| Required task |
Below are the records. Gather each line that holds "title".
--------------------------------------------------
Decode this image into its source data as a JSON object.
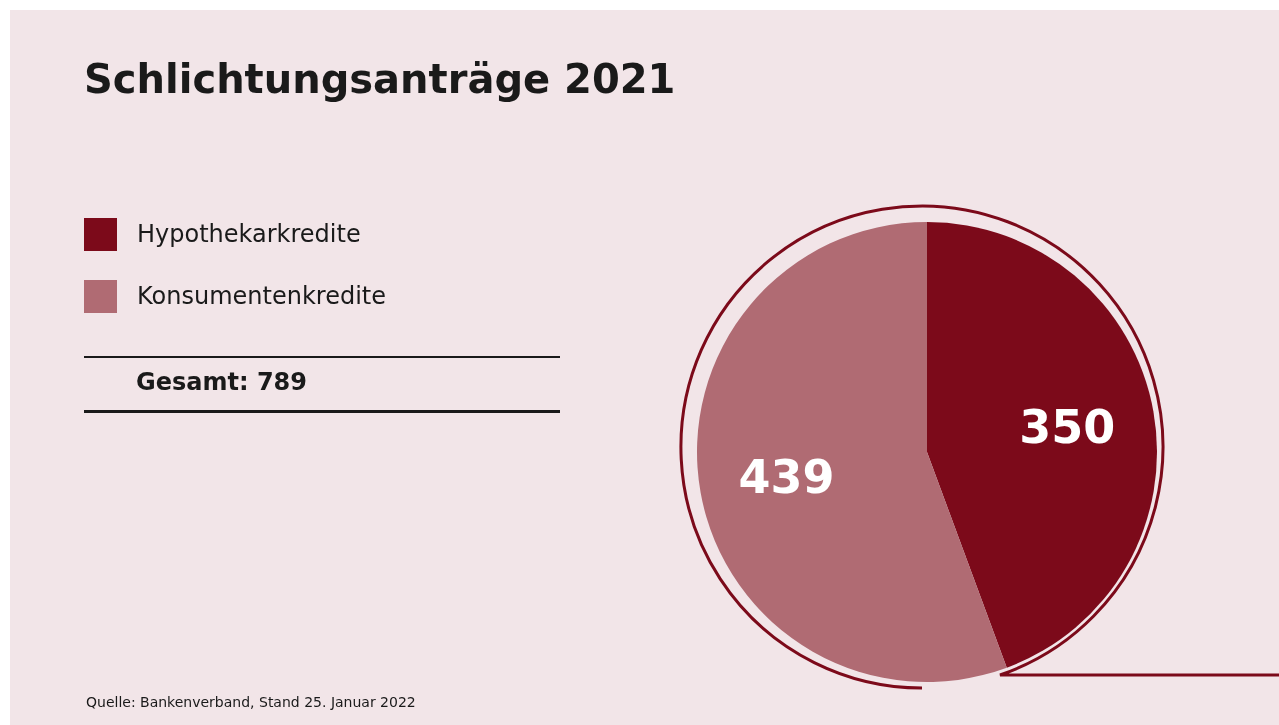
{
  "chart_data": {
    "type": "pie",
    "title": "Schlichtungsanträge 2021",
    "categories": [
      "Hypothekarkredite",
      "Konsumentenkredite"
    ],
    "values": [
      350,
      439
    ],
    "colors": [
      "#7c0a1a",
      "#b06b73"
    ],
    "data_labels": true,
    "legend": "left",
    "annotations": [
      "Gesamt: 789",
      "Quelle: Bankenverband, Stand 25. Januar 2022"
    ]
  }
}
--------------------------------------------------
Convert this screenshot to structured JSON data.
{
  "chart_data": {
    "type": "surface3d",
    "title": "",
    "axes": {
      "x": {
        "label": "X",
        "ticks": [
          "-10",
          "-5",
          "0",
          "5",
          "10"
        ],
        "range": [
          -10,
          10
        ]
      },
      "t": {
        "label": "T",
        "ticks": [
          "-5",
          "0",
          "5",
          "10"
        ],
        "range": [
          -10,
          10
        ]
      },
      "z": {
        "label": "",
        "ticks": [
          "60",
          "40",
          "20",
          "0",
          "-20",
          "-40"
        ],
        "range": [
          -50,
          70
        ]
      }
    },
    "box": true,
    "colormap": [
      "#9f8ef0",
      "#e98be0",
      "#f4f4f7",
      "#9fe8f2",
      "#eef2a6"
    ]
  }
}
--------------------------------------------------
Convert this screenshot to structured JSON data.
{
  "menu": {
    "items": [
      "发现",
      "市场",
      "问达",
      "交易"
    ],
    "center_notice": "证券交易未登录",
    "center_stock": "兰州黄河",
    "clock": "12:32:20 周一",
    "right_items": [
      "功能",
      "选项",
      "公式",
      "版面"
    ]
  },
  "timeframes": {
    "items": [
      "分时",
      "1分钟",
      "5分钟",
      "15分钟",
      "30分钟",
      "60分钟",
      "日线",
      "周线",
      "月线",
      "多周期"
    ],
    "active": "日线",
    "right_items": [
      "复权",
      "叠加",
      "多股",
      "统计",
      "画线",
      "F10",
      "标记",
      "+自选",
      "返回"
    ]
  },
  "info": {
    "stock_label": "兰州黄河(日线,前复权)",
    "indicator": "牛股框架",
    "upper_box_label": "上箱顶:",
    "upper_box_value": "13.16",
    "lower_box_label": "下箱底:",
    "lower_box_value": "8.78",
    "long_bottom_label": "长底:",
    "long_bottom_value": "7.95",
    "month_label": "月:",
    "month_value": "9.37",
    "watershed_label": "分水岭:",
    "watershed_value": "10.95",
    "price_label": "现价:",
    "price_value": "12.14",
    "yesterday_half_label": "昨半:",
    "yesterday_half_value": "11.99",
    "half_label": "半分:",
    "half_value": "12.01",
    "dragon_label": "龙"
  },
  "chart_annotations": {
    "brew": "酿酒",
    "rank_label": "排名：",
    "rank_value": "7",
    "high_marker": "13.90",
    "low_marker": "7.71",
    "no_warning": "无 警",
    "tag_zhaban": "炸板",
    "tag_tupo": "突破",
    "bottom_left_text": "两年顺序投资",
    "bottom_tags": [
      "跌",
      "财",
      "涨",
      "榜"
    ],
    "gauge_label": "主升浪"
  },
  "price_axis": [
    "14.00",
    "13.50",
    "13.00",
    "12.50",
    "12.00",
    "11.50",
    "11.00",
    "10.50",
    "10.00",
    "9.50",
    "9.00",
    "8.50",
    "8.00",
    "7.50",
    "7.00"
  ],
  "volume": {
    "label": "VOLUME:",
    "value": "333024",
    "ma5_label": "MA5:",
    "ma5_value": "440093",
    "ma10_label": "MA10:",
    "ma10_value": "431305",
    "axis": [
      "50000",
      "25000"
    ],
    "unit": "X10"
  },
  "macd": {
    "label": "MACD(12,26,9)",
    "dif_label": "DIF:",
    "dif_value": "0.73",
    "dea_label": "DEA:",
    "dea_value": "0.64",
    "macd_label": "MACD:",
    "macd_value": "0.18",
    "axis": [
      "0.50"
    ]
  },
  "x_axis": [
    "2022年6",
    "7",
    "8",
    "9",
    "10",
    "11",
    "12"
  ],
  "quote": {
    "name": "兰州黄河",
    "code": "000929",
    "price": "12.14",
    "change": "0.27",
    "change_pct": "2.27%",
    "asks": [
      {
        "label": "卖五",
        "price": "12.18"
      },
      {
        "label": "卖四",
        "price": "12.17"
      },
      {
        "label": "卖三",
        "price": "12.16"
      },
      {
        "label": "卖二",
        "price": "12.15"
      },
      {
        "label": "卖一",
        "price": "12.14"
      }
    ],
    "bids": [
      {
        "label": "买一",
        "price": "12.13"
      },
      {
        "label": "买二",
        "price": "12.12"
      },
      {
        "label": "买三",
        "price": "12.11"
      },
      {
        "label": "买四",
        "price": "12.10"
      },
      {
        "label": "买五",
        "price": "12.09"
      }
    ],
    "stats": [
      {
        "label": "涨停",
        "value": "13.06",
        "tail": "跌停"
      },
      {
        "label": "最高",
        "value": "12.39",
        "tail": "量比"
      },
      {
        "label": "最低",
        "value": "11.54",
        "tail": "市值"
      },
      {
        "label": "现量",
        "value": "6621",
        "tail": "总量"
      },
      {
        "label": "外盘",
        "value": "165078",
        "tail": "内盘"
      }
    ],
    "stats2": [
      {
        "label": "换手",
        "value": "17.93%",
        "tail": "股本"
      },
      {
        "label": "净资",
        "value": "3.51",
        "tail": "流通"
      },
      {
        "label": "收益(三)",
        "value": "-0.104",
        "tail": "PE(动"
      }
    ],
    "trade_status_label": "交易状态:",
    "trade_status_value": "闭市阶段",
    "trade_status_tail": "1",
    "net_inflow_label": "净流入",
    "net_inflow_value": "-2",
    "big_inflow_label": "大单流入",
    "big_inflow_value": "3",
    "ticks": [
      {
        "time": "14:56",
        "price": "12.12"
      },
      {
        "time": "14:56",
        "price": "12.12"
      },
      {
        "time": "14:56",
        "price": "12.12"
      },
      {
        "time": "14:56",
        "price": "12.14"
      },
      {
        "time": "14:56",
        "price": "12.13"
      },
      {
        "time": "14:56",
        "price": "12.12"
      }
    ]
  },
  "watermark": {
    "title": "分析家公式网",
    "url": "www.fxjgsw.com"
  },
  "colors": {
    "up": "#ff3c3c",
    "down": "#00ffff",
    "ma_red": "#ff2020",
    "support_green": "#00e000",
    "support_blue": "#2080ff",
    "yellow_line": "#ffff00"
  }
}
--------------------------------------------------
| Output below |
    "title": "Schlichtungsanträge 2021",
    "title": "",
    "title": "分析家公式网",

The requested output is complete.